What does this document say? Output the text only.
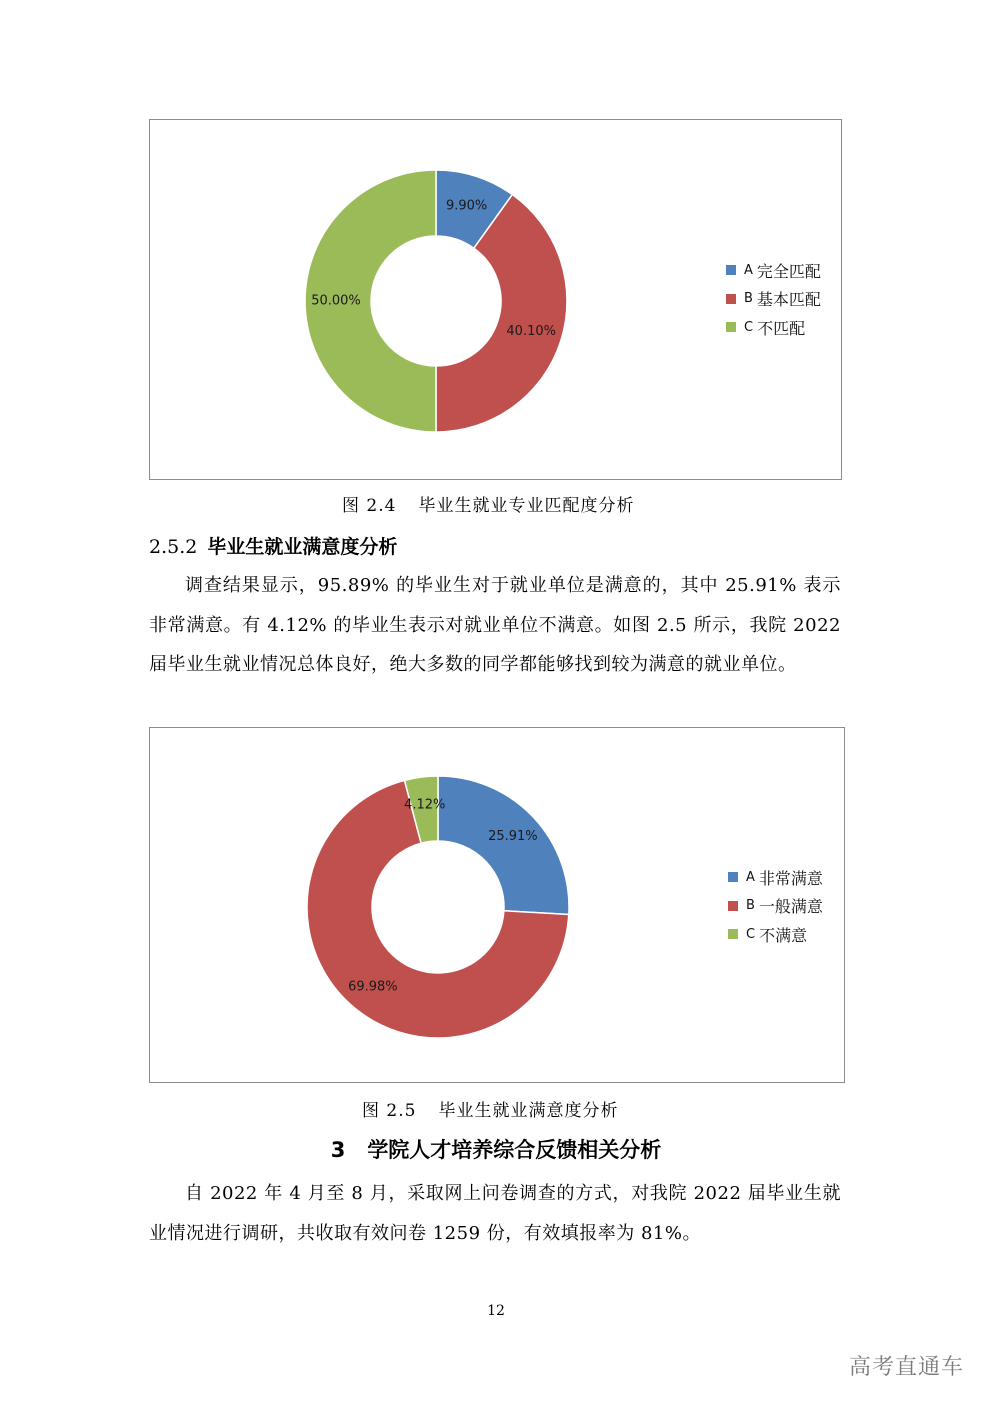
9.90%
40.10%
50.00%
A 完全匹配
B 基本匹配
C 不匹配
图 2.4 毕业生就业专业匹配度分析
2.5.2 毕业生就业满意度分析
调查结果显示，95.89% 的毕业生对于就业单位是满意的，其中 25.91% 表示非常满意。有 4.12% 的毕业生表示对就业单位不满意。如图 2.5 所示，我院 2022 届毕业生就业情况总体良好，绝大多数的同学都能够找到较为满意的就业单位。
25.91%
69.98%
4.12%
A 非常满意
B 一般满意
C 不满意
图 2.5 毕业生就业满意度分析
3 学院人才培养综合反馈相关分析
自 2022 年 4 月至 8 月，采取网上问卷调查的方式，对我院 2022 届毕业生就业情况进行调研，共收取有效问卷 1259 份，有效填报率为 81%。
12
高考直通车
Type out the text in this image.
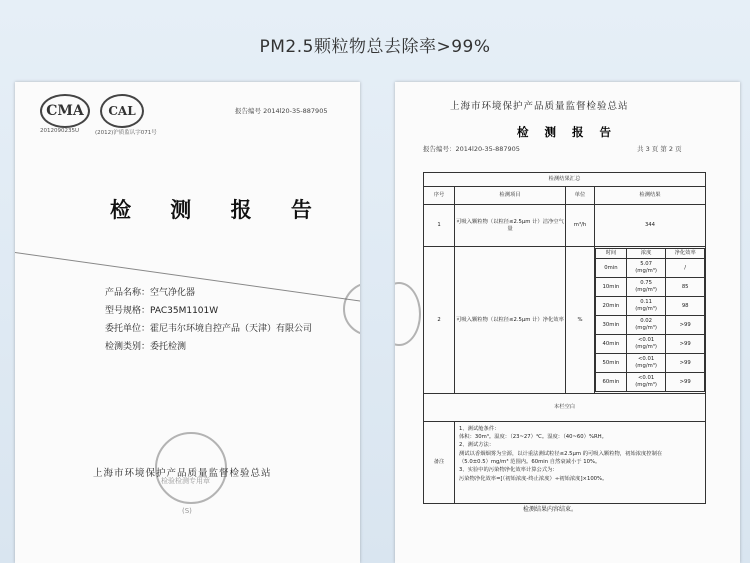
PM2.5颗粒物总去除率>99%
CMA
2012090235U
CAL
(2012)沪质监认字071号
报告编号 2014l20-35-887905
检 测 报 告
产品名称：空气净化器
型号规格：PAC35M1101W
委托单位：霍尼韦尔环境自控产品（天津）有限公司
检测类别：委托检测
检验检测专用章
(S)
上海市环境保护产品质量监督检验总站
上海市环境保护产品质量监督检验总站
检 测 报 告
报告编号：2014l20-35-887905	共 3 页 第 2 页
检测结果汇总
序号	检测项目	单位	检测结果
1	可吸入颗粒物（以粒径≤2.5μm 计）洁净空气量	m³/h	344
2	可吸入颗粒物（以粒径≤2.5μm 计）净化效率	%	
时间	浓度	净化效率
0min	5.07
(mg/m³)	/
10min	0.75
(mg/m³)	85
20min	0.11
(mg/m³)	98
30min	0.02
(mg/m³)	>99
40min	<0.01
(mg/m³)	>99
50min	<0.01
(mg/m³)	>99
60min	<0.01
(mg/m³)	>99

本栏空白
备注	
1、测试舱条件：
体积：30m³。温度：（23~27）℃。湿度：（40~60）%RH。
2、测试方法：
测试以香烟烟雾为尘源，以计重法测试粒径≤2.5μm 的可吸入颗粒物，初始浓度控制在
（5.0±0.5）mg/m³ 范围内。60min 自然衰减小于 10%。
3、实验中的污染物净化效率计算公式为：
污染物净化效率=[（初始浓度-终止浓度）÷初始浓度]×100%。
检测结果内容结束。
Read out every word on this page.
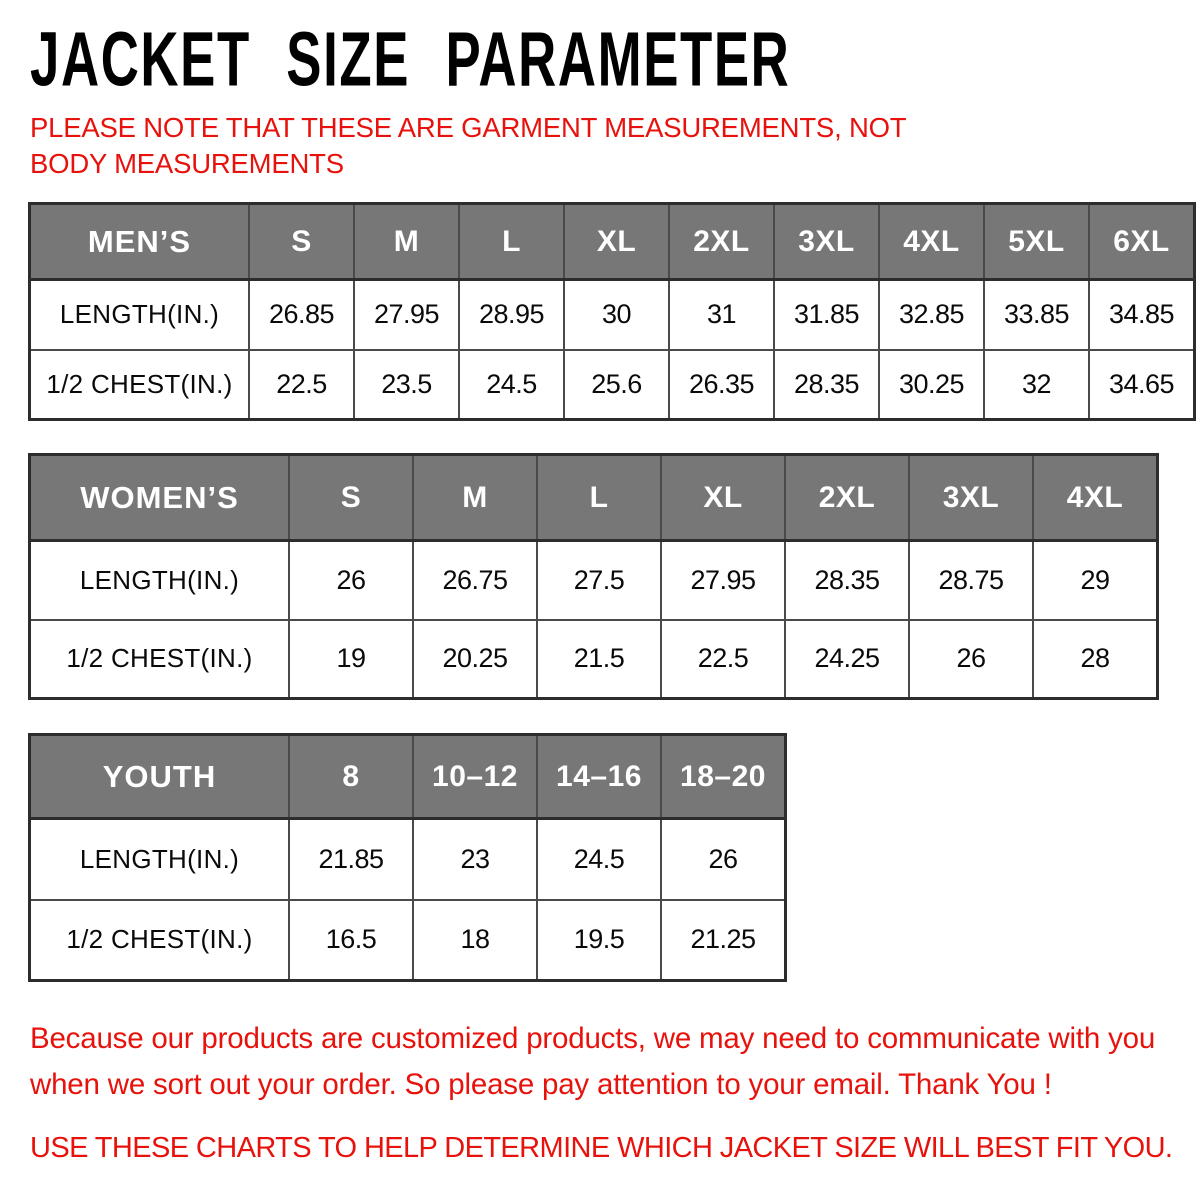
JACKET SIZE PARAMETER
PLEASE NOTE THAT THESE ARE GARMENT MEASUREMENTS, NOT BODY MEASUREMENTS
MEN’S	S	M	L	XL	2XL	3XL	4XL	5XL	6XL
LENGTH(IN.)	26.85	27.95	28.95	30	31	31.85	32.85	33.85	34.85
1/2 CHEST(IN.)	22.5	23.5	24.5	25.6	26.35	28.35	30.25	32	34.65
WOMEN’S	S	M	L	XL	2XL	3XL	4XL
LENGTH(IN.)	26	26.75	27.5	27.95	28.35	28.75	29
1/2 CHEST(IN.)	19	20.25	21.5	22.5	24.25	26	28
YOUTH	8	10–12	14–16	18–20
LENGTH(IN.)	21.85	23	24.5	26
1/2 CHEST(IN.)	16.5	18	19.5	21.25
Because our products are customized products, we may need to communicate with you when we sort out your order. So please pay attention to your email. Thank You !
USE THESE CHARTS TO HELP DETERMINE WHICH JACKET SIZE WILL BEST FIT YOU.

What you need to do: Extract only the lines from the line containing "Read out every word on this page." through the final line of the records; keep both ends and drop every picture.

Solution:
Read out every word on this page.
JACKET SIZE PARAMETER
PLEASE NOTE THAT THESE ARE GARMENT MEASUREMENTS, NOT BODY MEASUREMENTS
MEN’S	S	M	L	XL	2XL	3XL	4XL	5XL	6XL
LENGTH(IN.)	26.85	27.95	28.95	30	31	31.85	32.85	33.85	34.85
1/2 CHEST(IN.)	22.5	23.5	24.5	25.6	26.35	28.35	30.25	32	34.65
WOMEN’S	S	M	L	XL	2XL	3XL	4XL
LENGTH(IN.)	26	26.75	27.5	27.95	28.35	28.75	29
1/2 CHEST(IN.)	19	20.25	21.5	22.5	24.25	26	28
YOUTH	8	10–12	14–16	18–20
LENGTH(IN.)	21.85	23	24.5	26
1/2 CHEST(IN.)	16.5	18	19.5	21.25
Because our products are customized products, we may need to communicate with you when we sort out your order. So please pay attention to your email. Thank You !
USE THESE CHARTS TO HELP DETERMINE WHICH JACKET SIZE WILL BEST FIT YOU.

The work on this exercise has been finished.